[EXTRACTED RECORDS]

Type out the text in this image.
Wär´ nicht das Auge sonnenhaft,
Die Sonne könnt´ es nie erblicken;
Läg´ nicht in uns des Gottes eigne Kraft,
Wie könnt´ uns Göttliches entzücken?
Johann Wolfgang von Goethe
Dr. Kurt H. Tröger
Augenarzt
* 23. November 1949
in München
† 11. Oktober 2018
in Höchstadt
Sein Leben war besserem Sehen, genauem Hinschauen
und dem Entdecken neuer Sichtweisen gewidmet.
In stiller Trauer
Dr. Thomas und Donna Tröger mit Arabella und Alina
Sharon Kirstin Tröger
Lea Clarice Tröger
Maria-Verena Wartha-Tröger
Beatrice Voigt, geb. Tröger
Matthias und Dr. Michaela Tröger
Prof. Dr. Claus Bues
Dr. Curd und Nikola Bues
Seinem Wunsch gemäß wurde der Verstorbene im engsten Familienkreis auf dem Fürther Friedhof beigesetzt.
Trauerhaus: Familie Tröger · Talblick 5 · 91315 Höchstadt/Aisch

[YOUR OBJECTIVE]
Repeat the preceding lines exactly, please, every one of them.

[WRITTEN ANSWER]
Type out the text in this image.
Wär´ nicht das Auge sonnenhaft,
Die Sonne könnt´ es nie erblicken;
Läg´ nicht in uns des Gottes eigne Kraft,
Wie könnt´ uns Göttliches entzücken?
Johann Wolfgang von Goethe
Dr. Kurt H. Tröger
Augenarzt
* 23. November 1949
in München
† 11. Oktober 2018
in Höchstadt
Sein Leben war besserem Sehen, genauem Hinschauen
und dem Entdecken neuer Sichtweisen gewidmet.
In stiller Trauer
Dr. Thomas und Donna Tröger mit Arabella und Alina
Sharon Kirstin Tröger
Lea Clarice Tröger
Maria-Verena Wartha-Tröger
Beatrice Voigt, geb. Tröger
Matthias und Dr. Michaela Tröger
Prof. Dr. Claus Bues
Dr. Curd und Nikola Bues
Seinem Wunsch gemäß wurde der Verstorbene im engsten Familienkreis auf dem Fürther Friedhof beigesetzt.
Trauerhaus: Familie Tröger · Talblick 5 · 91315 Höchstadt/Aisch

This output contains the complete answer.